--- WRITTEN PROBLEM ---
Every entry needs to be printed exactly, please.

--- AVAILABLE DATA ---
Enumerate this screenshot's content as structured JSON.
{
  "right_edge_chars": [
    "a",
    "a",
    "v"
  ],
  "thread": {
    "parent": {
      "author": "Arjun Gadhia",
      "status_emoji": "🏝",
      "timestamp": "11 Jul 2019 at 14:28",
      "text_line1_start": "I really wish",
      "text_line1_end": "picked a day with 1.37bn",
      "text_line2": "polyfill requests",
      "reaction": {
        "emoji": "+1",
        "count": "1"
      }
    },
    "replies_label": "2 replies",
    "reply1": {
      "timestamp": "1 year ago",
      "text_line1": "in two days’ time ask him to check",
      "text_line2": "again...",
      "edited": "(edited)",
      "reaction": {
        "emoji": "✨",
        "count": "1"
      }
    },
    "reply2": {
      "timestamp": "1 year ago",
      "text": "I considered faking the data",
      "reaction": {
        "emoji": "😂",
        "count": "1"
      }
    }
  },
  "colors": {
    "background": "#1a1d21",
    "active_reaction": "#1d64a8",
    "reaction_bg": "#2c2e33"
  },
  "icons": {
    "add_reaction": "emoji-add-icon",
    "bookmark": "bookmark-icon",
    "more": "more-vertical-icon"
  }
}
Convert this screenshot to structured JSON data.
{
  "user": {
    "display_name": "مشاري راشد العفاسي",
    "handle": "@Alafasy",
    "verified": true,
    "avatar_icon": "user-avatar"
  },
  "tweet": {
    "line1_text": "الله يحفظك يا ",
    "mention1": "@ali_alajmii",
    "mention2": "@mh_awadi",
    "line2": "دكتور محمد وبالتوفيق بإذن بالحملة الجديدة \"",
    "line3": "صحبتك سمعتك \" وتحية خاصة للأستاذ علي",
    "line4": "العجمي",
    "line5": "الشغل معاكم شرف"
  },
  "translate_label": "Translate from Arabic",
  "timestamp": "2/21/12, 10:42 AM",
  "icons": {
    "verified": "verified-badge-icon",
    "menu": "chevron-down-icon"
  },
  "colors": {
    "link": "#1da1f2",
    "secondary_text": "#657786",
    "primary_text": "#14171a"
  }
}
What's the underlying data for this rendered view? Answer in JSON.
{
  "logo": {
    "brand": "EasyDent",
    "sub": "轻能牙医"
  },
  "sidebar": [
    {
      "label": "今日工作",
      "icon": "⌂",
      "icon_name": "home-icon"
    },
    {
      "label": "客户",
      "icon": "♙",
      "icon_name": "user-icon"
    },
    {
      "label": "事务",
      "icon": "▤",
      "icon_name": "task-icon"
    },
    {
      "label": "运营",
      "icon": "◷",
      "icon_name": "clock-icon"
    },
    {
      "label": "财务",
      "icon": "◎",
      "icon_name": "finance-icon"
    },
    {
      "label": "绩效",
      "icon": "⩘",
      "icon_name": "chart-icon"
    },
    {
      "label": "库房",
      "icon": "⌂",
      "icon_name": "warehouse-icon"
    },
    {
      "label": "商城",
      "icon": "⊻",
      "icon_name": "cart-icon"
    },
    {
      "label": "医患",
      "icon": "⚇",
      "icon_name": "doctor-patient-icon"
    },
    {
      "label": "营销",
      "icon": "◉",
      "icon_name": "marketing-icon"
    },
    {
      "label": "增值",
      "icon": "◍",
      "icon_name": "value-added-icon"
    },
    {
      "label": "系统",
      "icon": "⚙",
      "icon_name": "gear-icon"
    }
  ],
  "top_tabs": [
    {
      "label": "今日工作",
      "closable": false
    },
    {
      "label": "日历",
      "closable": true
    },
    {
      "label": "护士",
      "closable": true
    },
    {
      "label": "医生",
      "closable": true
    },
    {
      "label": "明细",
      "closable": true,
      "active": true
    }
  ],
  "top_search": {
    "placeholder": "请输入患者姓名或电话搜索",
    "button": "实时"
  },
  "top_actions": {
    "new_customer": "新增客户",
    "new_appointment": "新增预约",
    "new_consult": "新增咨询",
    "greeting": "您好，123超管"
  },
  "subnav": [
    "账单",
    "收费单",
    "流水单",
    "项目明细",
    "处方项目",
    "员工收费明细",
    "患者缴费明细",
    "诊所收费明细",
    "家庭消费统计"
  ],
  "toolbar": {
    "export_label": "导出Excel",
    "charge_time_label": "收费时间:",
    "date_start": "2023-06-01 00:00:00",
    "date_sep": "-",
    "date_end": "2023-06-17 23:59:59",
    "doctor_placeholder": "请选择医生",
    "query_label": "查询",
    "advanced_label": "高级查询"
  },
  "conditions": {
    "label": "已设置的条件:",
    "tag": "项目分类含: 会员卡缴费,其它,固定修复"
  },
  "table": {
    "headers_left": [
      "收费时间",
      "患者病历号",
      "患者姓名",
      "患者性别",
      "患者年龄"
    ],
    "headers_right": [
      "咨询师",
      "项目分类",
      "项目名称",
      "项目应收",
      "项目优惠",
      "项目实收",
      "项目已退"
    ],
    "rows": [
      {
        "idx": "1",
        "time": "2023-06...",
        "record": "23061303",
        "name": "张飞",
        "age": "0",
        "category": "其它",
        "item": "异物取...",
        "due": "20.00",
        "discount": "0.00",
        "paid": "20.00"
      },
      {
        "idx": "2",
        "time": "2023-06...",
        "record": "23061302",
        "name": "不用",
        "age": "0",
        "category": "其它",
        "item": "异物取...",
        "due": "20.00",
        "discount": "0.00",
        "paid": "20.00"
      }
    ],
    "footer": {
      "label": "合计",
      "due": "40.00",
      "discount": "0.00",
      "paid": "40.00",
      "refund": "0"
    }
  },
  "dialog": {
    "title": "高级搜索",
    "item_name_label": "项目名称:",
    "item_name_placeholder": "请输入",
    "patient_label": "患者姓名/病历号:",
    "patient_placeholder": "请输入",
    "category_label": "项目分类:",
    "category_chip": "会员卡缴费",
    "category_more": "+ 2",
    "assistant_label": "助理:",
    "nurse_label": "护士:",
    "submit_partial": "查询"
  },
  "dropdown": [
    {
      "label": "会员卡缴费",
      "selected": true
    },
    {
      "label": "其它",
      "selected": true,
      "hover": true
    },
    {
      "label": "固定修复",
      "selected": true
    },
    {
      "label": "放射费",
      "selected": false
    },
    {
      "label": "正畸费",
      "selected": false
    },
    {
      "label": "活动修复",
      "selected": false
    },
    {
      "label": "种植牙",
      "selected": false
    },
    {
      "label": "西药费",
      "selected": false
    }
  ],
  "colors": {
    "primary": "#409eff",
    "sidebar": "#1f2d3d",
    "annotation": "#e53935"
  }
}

--- FINISHED EXERCISE ---
Enumerate this screenshot's content as structured JSON.
{
  "right_edge_chars": [
    "a",
    "a",
    "v"
  ],
  "thread": {
    "parent": {
      "author": "Arjun Gadhia",
      "status_emoji": "🏝",
      "timestamp": "11 Jul 2019 at 14:28",
      "text_line1_start": "I really wish",
      "text_line1_end": "picked a day with 1.37bn",
      "text_line2": "polyfill requests",
      "reaction": {
        "emoji": "+1",
        "count": "1"
      }
    },
    "replies_label": "2 replies",
    "reply1": {
      "timestamp": "1 year ago",
      "text_line1": "in two days’ time ask him to check",
      "text_line2": "again...",
      "edited": "(edited)",
      "reaction": {
        "emoji": "✨",
        "count": "1"
      }
    },
    "reply2": {
      "timestamp": "1 year ago",
      "text": "I considered faking the data",
      "reaction": {
        "emoji": "😂",
        "count": "1"
      }
    }
  },
  "colors": {
    "background": "#1a1d21",
    "active_reaction": "#1d64a8",
    "reaction_bg": "#2c2e33"
  },
  "icons": {
    "add_reaction": "emoji-add-icon",
    "bookmark": "bookmark-icon",
    "more": "more-vertical-icon"
  }
}
Convert this screenshot to structured JSON data.
{
  "user": {
    "display_name": "مشاري راشد العفاسي",
    "handle": "@Alafasy",
    "verified": true,
    "avatar_icon": "user-avatar"
  },
  "tweet": {
    "line1_text": "الله يحفظك يا ",
    "mention1": "@ali_alajmii",
    "mention2": "@mh_awadi",
    "line2": "دكتور محمد وبالتوفيق بإذن بالحملة الجديدة \"",
    "line3": "صحبتك سمعتك \" وتحية خاصة للأستاذ علي",
    "line4": "العجمي",
    "line5": "الشغل معاكم شرف"
  },
  "translate_label": "Translate from Arabic",
  "timestamp": "2/21/12, 10:42 AM",
  "icons": {
    "verified": "verified-badge-icon",
    "menu": "chevron-down-icon"
  },
  "colors": {
    "link": "#1da1f2",
    "secondary_text": "#657786",
    "primary_text": "#14171a"
  }
}
What's the underlying data for this rendered view? Answer in JSON.
{
  "logo": {
    "brand": "EasyDent",
    "sub": "轻能牙医"
  },
  "sidebar": [
    {
      "label": "今日工作",
      "icon": "⌂",
      "icon_name": "home-icon"
    },
    {
      "label": "客户",
      "icon": "♙",
      "icon_name": "user-icon"
    },
    {
      "label": "事务",
      "icon": "▤",
      "icon_name": "task-icon"
    },
    {
      "label": "运营",
      "icon": "◷",
      "icon_name": "clock-icon"
    },
    {
      "label": "财务",
      "icon": "◎",
      "icon_name": "finance-icon"
    },
    {
      "label": "绩效",
      "icon": "⩘",
      "icon_name": "chart-icon"
    },
    {
      "label": "库房",
      "icon": "⌂",
      "icon_name": "warehouse-icon"
    },
    {
      "label": "商城",
      "icon": "⊻",
      "icon_name": "cart-icon"
    },
    {
      "label": "医患",
      "icon": "⚇",
      "icon_name": "doctor-patient-icon"
    },
    {
      "label": "营销",
      "icon": "◉",
      "icon_name": "marketing-icon"
    },
    {
      "label": "增值",
      "icon": "◍",
      "icon_name": "value-added-icon"
    },
    {
      "label": "系统",
      "icon": "⚙",
      "icon_name": "gear-icon"
    }
  ],
  "top_tabs": [
    {
      "label": "今日工作",
      "closable": false
    },
    {
      "label": "日历",
      "closable": true
    },
    {
      "label": "护士",
      "closable": true
    },
    {
      "label": "医生",
      "closable": true
    },
    {
      "label": "明细",
      "closable": true,
      "active": true
    }
  ],
  "top_search": {
    "placeholder": "请输入患者姓名或电话搜索",
    "button": "实时"
  },
  "top_actions": {
    "new_customer": "新增客户",
    "new_appointment": "新增预约",
    "new_consult": "新增咨询",
    "greeting": "您好，123超管"
  },
  "subnav": [
    "账单",
    "收费单",
    "流水单",
    "项目明细",
    "处方项目",
    "员工收费明细",
    "患者缴费明细",
    "诊所收费明细",
    "家庭消费统计"
  ],
  "toolbar": {
    "export_label": "导出Excel",
    "charge_time_label": "收费时间:",
    "date_start": "2023-06-01 00:00:00",
    "date_sep": "-",
    "date_end": "2023-06-17 23:59:59",
    "doctor_placeholder": "请选择医生",
    "query_label": "查询",
    "advanced_label": "高级查询"
  },
  "conditions": {
    "label": "已设置的条件:",
    "tag": "项目分类含: 会员卡缴费,其它,固定修复"
  },
  "table": {
    "headers_left": [
      "收费时间",
      "患者病历号",
      "患者姓名",
      "患者性别",
      "患者年龄"
    ],
    "headers_right": [
      "咨询师",
      "项目分类",
      "项目名称",
      "项目应收",
      "项目优惠",
      "项目实收",
      "项目已退"
    ],
    "rows": [
      {
        "idx": "1",
        "time": "2023-06...",
        "record": "23061303",
        "name": "张飞",
        "age": "0",
        "category": "其它",
        "item": "异物取...",
        "due": "20.00",
        "discount": "0.00",
        "paid": "20.00"
      },
      {
        "idx": "2",
        "time": "2023-06...",
        "record": "23061302",
        "name": "不用",
        "age": "0",
        "category": "其它",
        "item": "异物取...",
        "due": "20.00",
        "discount": "0.00",
        "paid": "20.00"
      }
    ],
    "footer": {
      "label": "合计",
      "due": "40.00",
      "discount": "0.00",
      "paid": "40.00",
      "refund": "0"
    }
  },
  "dialog": {
    "title": "高级搜索",
    "item_name_label": "项目名称:",
    "item_name_placeholder": "请输入",
    "patient_label": "患者姓名/病历号:",
    "patient_placeholder": "请输入",
    "category_label": "项目分类:",
    "category_chip": "会员卡缴费",
    "category_more": "+ 2",
    "assistant_label": "助理:",
    "nurse_label": "护士:",
    "submit_partial": "查询"
  },
  "dropdown": [
    {
      "label": "会员卡缴费",
      "selected": true
    },
    {
      "label": "其它",
      "selected": true,
      "hover": true
    },
    {
      "label": "固定修复",
      "selected": true
    },
    {
      "label": "放射费",
      "selected": false
    },
    {
      "label": "正畸费",
      "selected": false
    },
    {
      "label": "活动修复",
      "selected": false
    },
    {
      "label": "种植牙",
      "selected": false
    },
    {
      "label": "西药费",
      "selected": false
    }
  ],
  "colors": {
    "primary": "#409eff",
    "sidebar": "#1f2d3d",
    "annotation": "#e53935"
  }
}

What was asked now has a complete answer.